- **Task**
For this exercise, transcribe the records below without changing a word.

Page records with their text:
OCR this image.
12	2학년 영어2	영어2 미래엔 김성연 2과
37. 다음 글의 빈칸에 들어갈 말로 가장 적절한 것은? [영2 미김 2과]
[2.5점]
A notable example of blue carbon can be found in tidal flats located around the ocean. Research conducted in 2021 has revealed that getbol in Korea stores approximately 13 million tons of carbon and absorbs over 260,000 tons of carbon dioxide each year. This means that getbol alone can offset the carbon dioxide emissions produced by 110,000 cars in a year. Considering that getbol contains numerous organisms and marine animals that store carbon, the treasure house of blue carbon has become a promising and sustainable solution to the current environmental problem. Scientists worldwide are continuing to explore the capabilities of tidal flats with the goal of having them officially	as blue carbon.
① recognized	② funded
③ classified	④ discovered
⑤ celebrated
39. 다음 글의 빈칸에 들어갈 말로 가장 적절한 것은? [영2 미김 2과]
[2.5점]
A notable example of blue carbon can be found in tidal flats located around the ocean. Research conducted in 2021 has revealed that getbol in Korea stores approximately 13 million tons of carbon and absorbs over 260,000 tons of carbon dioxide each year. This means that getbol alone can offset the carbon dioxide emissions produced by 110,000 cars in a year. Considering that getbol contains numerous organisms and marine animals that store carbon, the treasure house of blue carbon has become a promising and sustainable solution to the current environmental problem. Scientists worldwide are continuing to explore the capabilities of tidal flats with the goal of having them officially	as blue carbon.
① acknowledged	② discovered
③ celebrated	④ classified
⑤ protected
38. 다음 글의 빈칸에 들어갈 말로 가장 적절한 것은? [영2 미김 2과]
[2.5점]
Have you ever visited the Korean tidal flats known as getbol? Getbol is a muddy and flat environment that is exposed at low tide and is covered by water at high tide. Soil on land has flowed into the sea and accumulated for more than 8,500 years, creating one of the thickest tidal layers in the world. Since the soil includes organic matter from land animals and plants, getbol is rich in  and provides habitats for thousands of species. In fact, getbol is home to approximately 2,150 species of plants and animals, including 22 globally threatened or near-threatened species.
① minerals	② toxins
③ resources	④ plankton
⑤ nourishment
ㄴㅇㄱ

- **Solution to this exercise**
OCR this image.
12	2학년 영어2	영어2 미래엔 김성연 2과
37. 다음 글의 빈칸에 들어갈 말로 가장 적절한 것은? [영2 미김 2과]
[2.5점]
A notable example of blue carbon can be found in tidal flats located around the ocean. Research conducted in 2021 has revealed that getbol in Korea stores approximately 13 million tons of carbon and absorbs over 260,000 tons of carbon dioxide each year. This means that getbol alone can offset the carbon dioxide emissions produced by 110,000 cars in a year. Considering that getbol contains numerous organisms and marine animals that store carbon, the treasure house of blue carbon has become a promising and sustainable solution to the current environmental problem. Scientists worldwide are continuing to explore the capabilities of tidal flats with the goal of having them officially	as blue carbon.
① recognized	② funded
③ classified	④ discovered
⑤ celebrated
39. 다음 글의 빈칸에 들어갈 말로 가장 적절한 것은? [영2 미김 2과]
[2.5점]
A notable example of blue carbon can be found in tidal flats located around the ocean. Research conducted in 2021 has revealed that getbol in Korea stores approximately 13 million tons of carbon and absorbs over 260,000 tons of carbon dioxide each year. This means that getbol alone can offset the carbon dioxide emissions produced by 110,000 cars in a year. Considering that getbol contains numerous organisms and marine animals that store carbon, the treasure house of blue carbon has become a promising and sustainable solution to the current environmental problem. Scientists worldwide are continuing to explore the capabilities of tidal flats with the goal of having them officially	as blue carbon.
① acknowledged	② discovered
③ celebrated	④ classified
⑤ protected
38. 다음 글의 빈칸에 들어갈 말로 가장 적절한 것은? [영2 미김 2과]
[2.5점]
Have you ever visited the Korean tidal flats known as getbol? Getbol is a muddy and flat environment that is exposed at low tide and is covered by water at high tide. Soil on land has flowed into the sea and accumulated for more than 8,500 years, creating one of the thickest tidal layers in the world. Since the soil includes organic matter from land animals and plants, getbol is rich in  and provides habitats for thousands of species. In fact, getbol is home to approximately 2,150 species of plants and animals, including 22 globally threatened or near-threatened species.
① minerals	② toxins
③ resources	④ plankton
⑤ nourishment
ㄴㅇㄱ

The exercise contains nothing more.